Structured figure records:
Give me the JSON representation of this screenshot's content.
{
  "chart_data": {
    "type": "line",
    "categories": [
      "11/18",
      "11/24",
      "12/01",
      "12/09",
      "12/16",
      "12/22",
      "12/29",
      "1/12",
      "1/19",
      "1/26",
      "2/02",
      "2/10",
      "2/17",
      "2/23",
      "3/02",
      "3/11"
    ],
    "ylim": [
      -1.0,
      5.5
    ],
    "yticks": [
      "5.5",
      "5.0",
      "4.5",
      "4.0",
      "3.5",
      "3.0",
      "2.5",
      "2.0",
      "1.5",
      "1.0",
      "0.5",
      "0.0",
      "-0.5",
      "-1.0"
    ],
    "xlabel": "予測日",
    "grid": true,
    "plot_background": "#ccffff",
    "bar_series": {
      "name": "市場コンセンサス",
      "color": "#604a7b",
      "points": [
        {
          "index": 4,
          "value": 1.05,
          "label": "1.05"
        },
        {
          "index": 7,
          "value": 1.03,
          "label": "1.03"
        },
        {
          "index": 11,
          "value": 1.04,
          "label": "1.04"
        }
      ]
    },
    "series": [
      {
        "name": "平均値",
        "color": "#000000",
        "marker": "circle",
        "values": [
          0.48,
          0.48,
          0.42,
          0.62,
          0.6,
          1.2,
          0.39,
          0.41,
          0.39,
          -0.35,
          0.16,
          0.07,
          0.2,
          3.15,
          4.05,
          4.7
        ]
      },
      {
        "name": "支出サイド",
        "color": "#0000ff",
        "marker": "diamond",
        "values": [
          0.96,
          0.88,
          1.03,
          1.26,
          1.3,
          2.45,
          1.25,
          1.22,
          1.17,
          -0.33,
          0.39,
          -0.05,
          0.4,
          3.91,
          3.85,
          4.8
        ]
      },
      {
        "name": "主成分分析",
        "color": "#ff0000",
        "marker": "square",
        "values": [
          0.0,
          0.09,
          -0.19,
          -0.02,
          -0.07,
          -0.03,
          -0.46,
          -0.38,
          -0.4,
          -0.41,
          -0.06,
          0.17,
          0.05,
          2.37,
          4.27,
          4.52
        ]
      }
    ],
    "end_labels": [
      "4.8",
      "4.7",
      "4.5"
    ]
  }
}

== Requirement ==
Each line of the material should be echoed exactly.

== Solution below ==
Give me the JSON representation of this screenshot's content.
{
  "chart_data": {
    "type": "line",
    "categories": [
      "11/18",
      "11/24",
      "12/01",
      "12/09",
      "12/16",
      "12/22",
      "12/29",
      "1/12",
      "1/19",
      "1/26",
      "2/02",
      "2/10",
      "2/17",
      "2/23",
      "3/02",
      "3/11"
    ],
    "ylim": [
      -1.0,
      5.5
    ],
    "yticks": [
      "5.5",
      "5.0",
      "4.5",
      "4.0",
      "3.5",
      "3.0",
      "2.5",
      "2.0",
      "1.5",
      "1.0",
      "0.5",
      "0.0",
      "-0.5",
      "-1.0"
    ],
    "xlabel": "予測日",
    "grid": true,
    "plot_background": "#ccffff",
    "bar_series": {
      "name": "市場コンセンサス",
      "color": "#604a7b",
      "points": [
        {
          "index": 4,
          "value": 1.05,
          "label": "1.05"
        },
        {
          "index": 7,
          "value": 1.03,
          "label": "1.03"
        },
        {
          "index": 11,
          "value": 1.04,
          "label": "1.04"
        }
      ]
    },
    "series": [
      {
        "name": "平均値",
        "color": "#000000",
        "marker": "circle",
        "values": [
          0.48,
          0.48,
          0.42,
          0.62,
          0.6,
          1.2,
          0.39,
          0.41,
          0.39,
          -0.35,
          0.16,
          0.07,
          0.2,
          3.15,
          4.05,
          4.7
        ]
      },
      {
        "name": "支出サイド",
        "color": "#0000ff",
        "marker": "diamond",
        "values": [
          0.96,
          0.88,
          1.03,
          1.26,
          1.3,
          2.45,
          1.25,
          1.22,
          1.17,
          -0.33,
          0.39,
          -0.05,
          0.4,
          3.91,
          3.85,
          4.8
        ]
      },
      {
        "name": "主成分分析",
        "color": "#ff0000",
        "marker": "square",
        "values": [
          0.0,
          0.09,
          -0.19,
          -0.02,
          -0.07,
          -0.03,
          -0.46,
          -0.38,
          -0.4,
          -0.41,
          -0.06,
          0.17,
          0.05,
          2.37,
          4.27,
          4.52
        ]
      }
    ],
    "end_labels": [
      "4.8",
      "4.7",
      "4.5"
    ]
  }
}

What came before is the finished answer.